- _Figure data in JSON_
________

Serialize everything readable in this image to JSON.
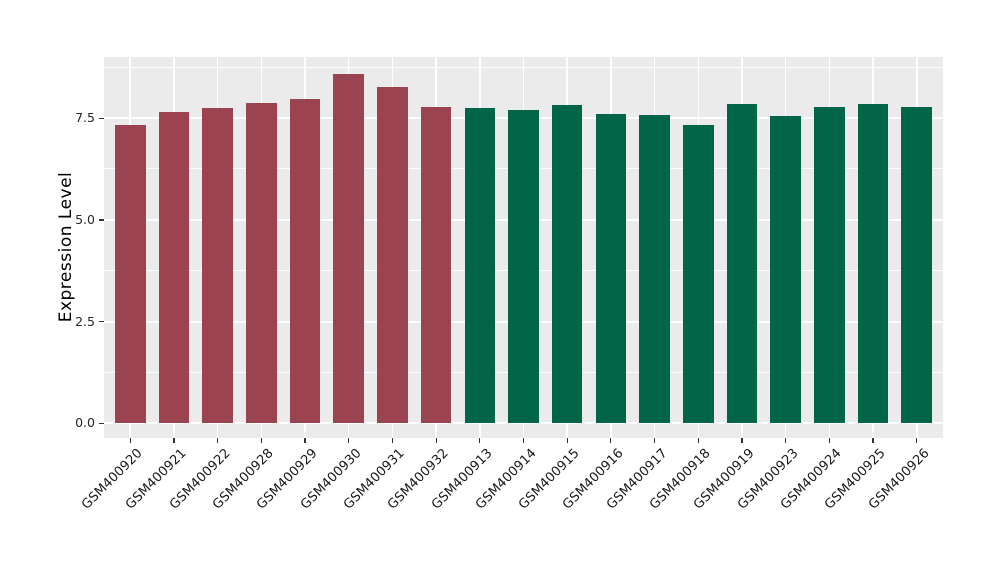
{
  "figure": {
    "background_color": "#FFFFFF",
    "panel_background_color": "#EBEBEB",
    "grid_color": "#FFFFFF",
    "tick_mark_color": "#333333",
    "axis_text_color": "#262626"
  },
  "chart_data": {
    "type": "bar",
    "title": "",
    "xlabel": "",
    "ylabel": "Expression Level",
    "categories": [
      "GSM400920",
      "GSM400921",
      "GSM400922",
      "GSM400928",
      "GSM400929",
      "GSM400930",
      "GSM400931",
      "GSM400932",
      "GSM400913",
      "GSM400914",
      "GSM400915",
      "GSM400916",
      "GSM400917",
      "GSM400918",
      "GSM400919",
      "GSM400923",
      "GSM400924",
      "GSM400925",
      "GSM400926"
    ],
    "values": [
      7.33,
      7.66,
      7.74,
      7.86,
      7.97,
      8.59,
      8.27,
      7.77,
      7.74,
      7.71,
      7.83,
      7.6,
      7.58,
      7.33,
      7.84,
      7.55,
      7.76,
      7.84,
      7.77
    ],
    "bar_colors": [
      "#9B4351",
      "#9B4351",
      "#9B4351",
      "#9B4351",
      "#9B4351",
      "#9B4351",
      "#9B4351",
      "#9B4351",
      "#006647",
      "#006647",
      "#006647",
      "#006647",
      "#006647",
      "#006647",
      "#006647",
      "#006647",
      "#006647",
      "#006647",
      "#006647"
    ],
    "group_colors": {
      "left_group": "#9B4351",
      "right_group": "#006647"
    },
    "yticks": [
      0.0,
      2.5,
      5.0,
      7.5
    ],
    "ytick_labels": [
      "0.0",
      "2.5",
      "5.0",
      "7.5"
    ],
    "minor_yticks": [
      1.25,
      3.75,
      6.25,
      8.75
    ],
    "ylim": [
      -0.36,
      9.0
    ],
    "grid": true,
    "legend": "none",
    "x_labels_rotated_degrees": 45
  }
}
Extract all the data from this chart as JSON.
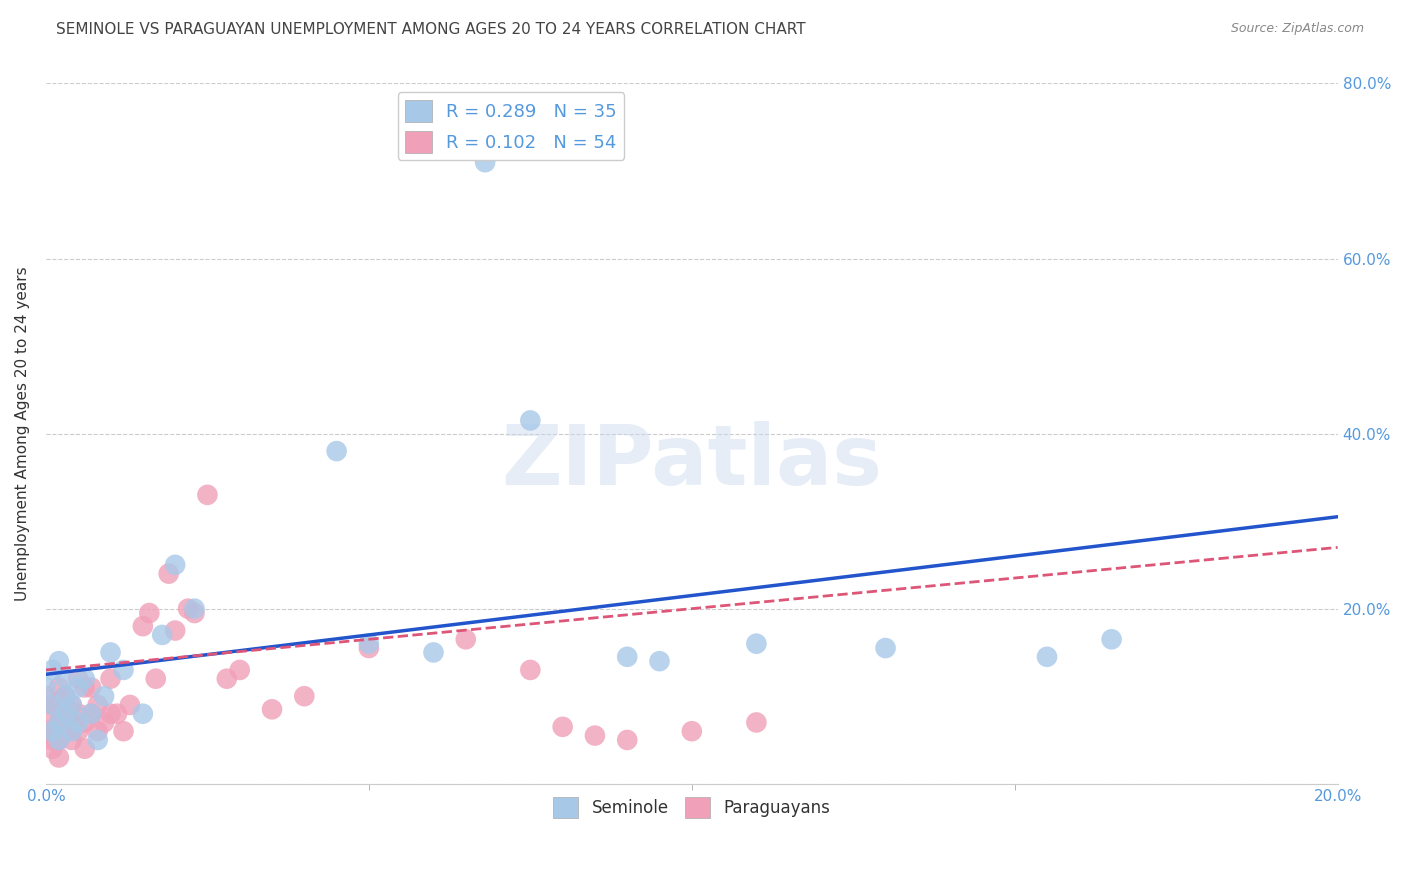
{
  "title": "SEMINOLE VS PARAGUAYAN UNEMPLOYMENT AMONG AGES 20 TO 24 YEARS CORRELATION CHART",
  "source": "Source: ZipAtlas.com",
  "ylabel": "Unemployment Among Ages 20 to 24 years",
  "xlim": [
    0,
    0.2
  ],
  "ylim": [
    0,
    0.8
  ],
  "xtick_positions": [
    0.0,
    0.2
  ],
  "xtick_labels": [
    "0.0%",
    "20.0%"
  ],
  "ytick_positions": [
    0.2,
    0.4,
    0.6,
    0.8
  ],
  "ytick_labels": [
    "20.0%",
    "40.0%",
    "60.0%",
    "80.0%"
  ],
  "grid_yticks": [
    0.0,
    0.2,
    0.4,
    0.6,
    0.8
  ],
  "seminole_color": "#a8c8e8",
  "paraguayan_color": "#f0a0b8",
  "seminole_line_color": "#2255cc",
  "paraguayan_line_color": "#dd5577",
  "legend_seminole_R": "0.289",
  "legend_seminole_N": "35",
  "legend_paraguayan_R": "0.102",
  "legend_paraguayan_N": "54",
  "watermark_text": "ZIPatlas",
  "seminole_x": [
    0.0,
    0.001,
    0.001,
    0.001,
    0.002,
    0.002,
    0.002,
    0.003,
    0.003,
    0.003,
    0.004,
    0.004,
    0.005,
    0.005,
    0.006,
    0.007,
    0.008,
    0.009,
    0.01,
    0.012,
    0.015,
    0.018,
    0.02,
    0.023,
    0.045,
    0.05,
    0.06,
    0.075,
    0.09,
    0.095,
    0.11,
    0.13,
    0.155,
    0.165,
    0.068
  ],
  "seminole_y": [
    0.11,
    0.09,
    0.13,
    0.06,
    0.14,
    0.07,
    0.05,
    0.12,
    0.08,
    0.1,
    0.06,
    0.09,
    0.11,
    0.07,
    0.12,
    0.08,
    0.05,
    0.1,
    0.15,
    0.13,
    0.08,
    0.17,
    0.25,
    0.2,
    0.38,
    0.16,
    0.15,
    0.415,
    0.145,
    0.14,
    0.16,
    0.155,
    0.145,
    0.165,
    0.71
  ],
  "paraguayan_x": [
    0.0,
    0.0,
    0.001,
    0.001,
    0.001,
    0.001,
    0.001,
    0.002,
    0.002,
    0.002,
    0.002,
    0.003,
    0.003,
    0.003,
    0.003,
    0.004,
    0.004,
    0.004,
    0.005,
    0.005,
    0.005,
    0.006,
    0.006,
    0.006,
    0.007,
    0.007,
    0.008,
    0.008,
    0.009,
    0.01,
    0.01,
    0.011,
    0.012,
    0.013,
    0.015,
    0.016,
    0.017,
    0.019,
    0.02,
    0.022,
    0.023,
    0.025,
    0.028,
    0.03,
    0.035,
    0.04,
    0.05,
    0.065,
    0.075,
    0.08,
    0.085,
    0.09,
    0.1,
    0.11
  ],
  "paraguayan_y": [
    0.06,
    0.1,
    0.08,
    0.04,
    0.06,
    0.09,
    0.05,
    0.07,
    0.11,
    0.05,
    0.03,
    0.09,
    0.06,
    0.08,
    0.1,
    0.07,
    0.05,
    0.09,
    0.12,
    0.08,
    0.06,
    0.11,
    0.07,
    0.04,
    0.08,
    0.11,
    0.06,
    0.09,
    0.07,
    0.08,
    0.12,
    0.08,
    0.06,
    0.09,
    0.18,
    0.195,
    0.12,
    0.24,
    0.175,
    0.2,
    0.195,
    0.33,
    0.12,
    0.13,
    0.085,
    0.1,
    0.155,
    0.165,
    0.13,
    0.065,
    0.055,
    0.05,
    0.06,
    0.07
  ],
  "seminole_intercept": 0.125,
  "seminole_slope": 0.9,
  "paraguayan_intercept": 0.13,
  "paraguayan_slope": 0.7,
  "grid_color": "#cccccc",
  "background_color": "#ffffff",
  "title_fontsize": 11,
  "axis_label_color": "#5599dd",
  "ylabel_color": "#333333"
}
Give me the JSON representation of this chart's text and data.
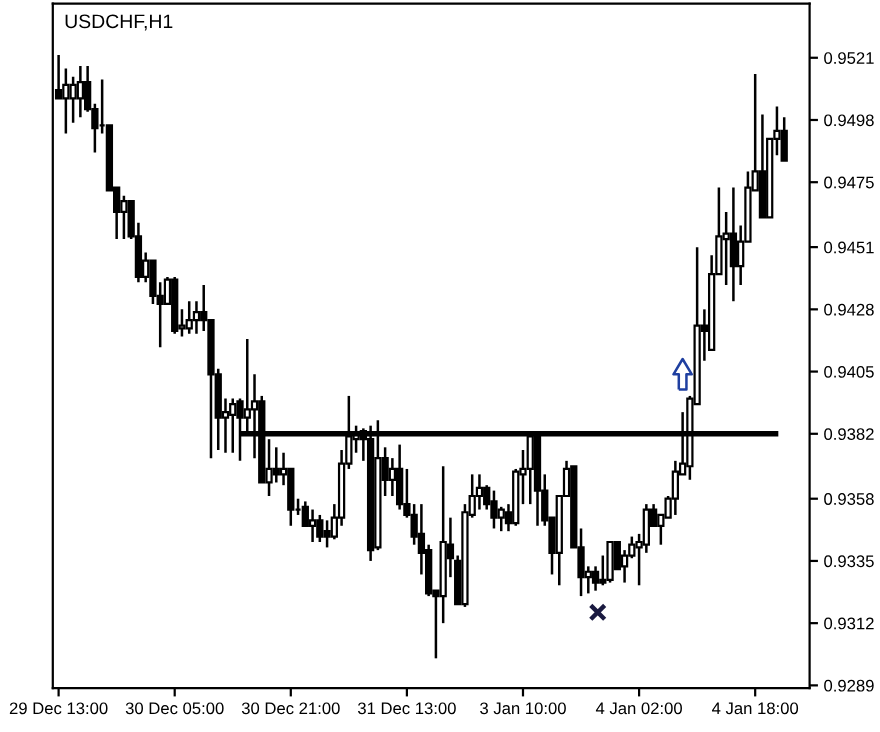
{
  "chart_data": {
    "type": "candlestick",
    "title": "USDCHF,H1",
    "color": "#000000",
    "categories": [
      "29 Dec 13:00",
      null,
      null,
      null,
      null,
      null,
      null,
      null,
      null,
      null,
      null,
      null,
      null,
      null,
      null,
      null,
      "30 Dec 05:00",
      null,
      null,
      null,
      null,
      null,
      null,
      null,
      null,
      null,
      null,
      null,
      null,
      null,
      null,
      null,
      "30 Dec 21:00",
      null,
      null,
      null,
      null,
      null,
      null,
      null,
      null,
      null,
      null,
      null,
      null,
      null,
      null,
      null,
      "31 Dec 13:00",
      null,
      null,
      null,
      null,
      null,
      null,
      null,
      null,
      null,
      null,
      null,
      null,
      null,
      null,
      null,
      "3 Jan 10:00",
      null,
      null,
      null,
      null,
      null,
      null,
      null,
      null,
      null,
      null,
      null,
      null,
      null,
      null,
      null,
      "4 Jan 02:00",
      null,
      null,
      null,
      null,
      null,
      null,
      null,
      null,
      null,
      null,
      null,
      null,
      null,
      null,
      null,
      "4 Jan 18:00",
      null,
      null,
      null,
      null
    ],
    "ohlc": [
      [
        0.9509,
        0.9522,
        0.9506,
        0.9506
      ],
      [
        0.9506,
        0.9517,
        0.9493,
        0.9511
      ],
      [
        0.9506,
        0.9514,
        0.9497,
        0.9511
      ],
      [
        0.9506,
        0.9518,
        0.9499,
        0.9512
      ],
      [
        0.9512,
        0.9518,
        0.9501,
        0.9502
      ],
      [
        0.9502,
        0.9504,
        0.9486,
        0.9495
      ],
      [
        0.9496,
        0.9513,
        0.9493,
        0.9496
      ],
      [
        0.9496,
        0.9496,
        0.9472,
        0.9472
      ],
      [
        0.9473,
        0.9473,
        0.9454,
        0.9464
      ],
      [
        0.9464,
        0.947,
        0.9454,
        0.9468
      ],
      [
        0.9468,
        0.9468,
        0.9454,
        0.9455
      ],
      [
        0.9455,
        0.946,
        0.9438,
        0.944
      ],
      [
        0.944,
        0.9449,
        0.9438,
        0.9446
      ],
      [
        0.9446,
        0.9446,
        0.943,
        0.9433
      ],
      [
        0.9433,
        0.9438,
        0.9414,
        0.943
      ],
      [
        0.943,
        0.944,
        0.943,
        0.9439
      ],
      [
        0.9439,
        0.944,
        0.9419,
        0.942
      ],
      [
        0.9421,
        0.9428,
        0.9418,
        0.9422
      ],
      [
        0.9421,
        0.9431,
        0.9419,
        0.9424
      ],
      [
        0.9424,
        0.9431,
        0.9419,
        0.9427
      ],
      [
        0.9427,
        0.9437,
        0.942,
        0.9424
      ],
      [
        0.9424,
        0.9424,
        0.9373,
        0.9404
      ],
      [
        0.9404,
        0.9406,
        0.9376,
        0.9388
      ],
      [
        0.9388,
        0.9395,
        0.9375,
        0.939
      ],
      [
        0.9389,
        0.9395,
        0.9375,
        0.9393
      ],
      [
        0.9394,
        0.9395,
        0.9372,
        0.9388
      ],
      [
        0.9388,
        0.9417,
        0.9383,
        0.9391
      ],
      [
        0.9391,
        0.9404,
        0.9373,
        0.9394
      ],
      [
        0.9394,
        0.9396,
        0.9364,
        0.9364
      ],
      [
        0.9364,
        0.938,
        0.9359,
        0.9369
      ],
      [
        0.9369,
        0.9377,
        0.9364,
        0.9367
      ],
      [
        0.9367,
        0.9375,
        0.9363,
        0.9369
      ],
      [
        0.9369,
        0.9369,
        0.9348,
        0.9354
      ],
      [
        0.9354,
        0.9358,
        0.9352,
        0.9354
      ],
      [
        0.9355,
        0.9357,
        0.9348,
        0.9348
      ],
      [
        0.9348,
        0.9354,
        0.9342,
        0.935
      ],
      [
        0.935,
        0.9352,
        0.9342,
        0.9344
      ],
      [
        0.9346,
        0.935,
        0.934,
        0.9344
      ],
      [
        0.9344,
        0.9356,
        0.9343,
        0.9351
      ],
      [
        0.9351,
        0.9376,
        0.9348,
        0.9371
      ],
      [
        0.9371,
        0.9396,
        0.9369,
        0.9381
      ],
      [
        0.938,
        0.9385,
        0.9375,
        0.9382
      ],
      [
        0.9383,
        0.9384,
        0.9372,
        0.938
      ],
      [
        0.938,
        0.9385,
        0.9335,
        0.9339
      ],
      [
        0.934,
        0.9387,
        0.9339,
        0.9373
      ],
      [
        0.9373,
        0.9377,
        0.9359,
        0.9365
      ],
      [
        0.9365,
        0.9373,
        0.9359,
        0.9369
      ],
      [
        0.9369,
        0.9378,
        0.9354,
        0.9356
      ],
      [
        0.9356,
        0.9369,
        0.9351,
        0.9352
      ],
      [
        0.9352,
        0.9356,
        0.9341,
        0.9344
      ],
      [
        0.9345,
        0.9356,
        0.933,
        0.9338
      ],
      [
        0.9339,
        0.9341,
        0.9322,
        0.9323
      ],
      [
        0.9324,
        0.9324,
        0.9299,
        0.9322
      ],
      [
        0.9322,
        0.937,
        0.9312,
        0.9342
      ],
      [
        0.9341,
        0.9351,
        0.9329,
        0.9336
      ],
      [
        0.9335,
        0.9337,
        0.9319,
        0.9319
      ],
      [
        0.9319,
        0.9356,
        0.9318,
        0.9353
      ],
      [
        0.9352,
        0.9367,
        0.9351,
        0.9359
      ],
      [
        0.9359,
        0.9367,
        0.9354,
        0.9362
      ],
      [
        0.9362,
        0.9363,
        0.9354,
        0.9356
      ],
      [
        0.9357,
        0.9361,
        0.9347,
        0.9351
      ],
      [
        0.9351,
        0.9355,
        0.9346,
        0.9354
      ],
      [
        0.9353,
        0.9356,
        0.9346,
        0.9349
      ],
      [
        0.9349,
        0.9369,
        0.9348,
        0.9368
      ],
      [
        0.9367,
        0.9376,
        0.9356,
        0.9369
      ],
      [
        0.9369,
        0.9382,
        0.9356,
        0.9381
      ],
      [
        0.9381,
        0.9382,
        0.9348,
        0.9361
      ],
      [
        0.9361,
        0.9367,
        0.9348,
        0.935
      ],
      [
        0.9351,
        0.9351,
        0.933,
        0.9338
      ],
      [
        0.9338,
        0.9359,
        0.9326,
        0.9359
      ],
      [
        0.9359,
        0.9372,
        0.9359,
        0.9369
      ],
      [
        0.937,
        0.937,
        0.934,
        0.934
      ],
      [
        0.934,
        0.9347,
        0.9322,
        0.9329
      ],
      [
        0.9329,
        0.9333,
        0.9323,
        0.9331
      ],
      [
        0.9331,
        0.9333,
        0.9324,
        0.9327
      ],
      [
        0.9328,
        0.9337,
        0.9326,
        0.9327
      ],
      [
        0.9328,
        0.9342,
        0.9327,
        0.9342
      ],
      [
        0.9342,
        0.9342,
        0.9332,
        0.9332
      ],
      [
        0.9333,
        0.9339,
        0.9327,
        0.9337
      ],
      [
        0.9337,
        0.9344,
        0.9336,
        0.9341
      ],
      [
        0.934,
        0.9345,
        0.9326,
        0.9342
      ],
      [
        0.9341,
        0.9356,
        0.9338,
        0.9354
      ],
      [
        0.9354,
        0.9356,
        0.9348,
        0.9348
      ],
      [
        0.9348,
        0.9352,
        0.9341,
        0.9352
      ],
      [
        0.9351,
        0.9359,
        0.9351,
        0.9358
      ],
      [
        0.9358,
        0.9372,
        0.9352,
        0.9368
      ],
      [
        0.9367,
        0.939,
        0.9367,
        0.9371
      ],
      [
        0.937,
        0.9396,
        0.9365,
        0.9395
      ],
      [
        0.9393,
        0.9451,
        0.9393,
        0.9422
      ],
      [
        0.9422,
        0.9428,
        0.9409,
        0.942
      ],
      [
        0.9413,
        0.9448,
        0.9413,
        0.9441
      ],
      [
        0.9441,
        0.9473,
        0.9441,
        0.9455
      ],
      [
        0.9454,
        0.9464,
        0.9437,
        0.9456
      ],
      [
        0.9456,
        0.9473,
        0.9431,
        0.9444
      ],
      [
        0.9444,
        0.9459,
        0.9437,
        0.9453
      ],
      [
        0.9453,
        0.9479,
        0.9453,
        0.9473
      ],
      [
        0.9472,
        0.9515,
        0.9472,
        0.9479
      ],
      [
        0.9479,
        0.95,
        0.9462,
        0.9462
      ],
      [
        0.9462,
        0.9491,
        0.9462,
        0.9491
      ],
      [
        0.9491,
        0.9503,
        0.9485,
        0.9494
      ],
      [
        0.9494,
        0.9499,
        0.9483,
        0.9483
      ]
    ],
    "ylim": [
      0.9288,
      0.9541
    ],
    "yticks": [
      0.9289,
      0.9312,
      0.9335,
      0.9358,
      0.9382,
      0.9405,
      0.9428,
      0.9451,
      0.9475,
      0.9498,
      0.9521
    ],
    "ref_lines": [
      {
        "axis": "y",
        "value": 0.9382,
        "color": "#000000"
      }
    ],
    "grid": false,
    "legend": false
  }
}
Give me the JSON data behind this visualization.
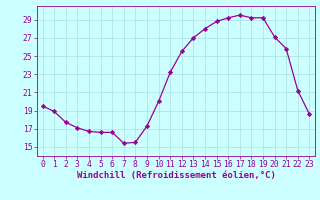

________

- _GIVEN EXERCISE_
Count the lines of the data that include the string "this", and give only that number.

- _RESPONSE TO THE TASK_
4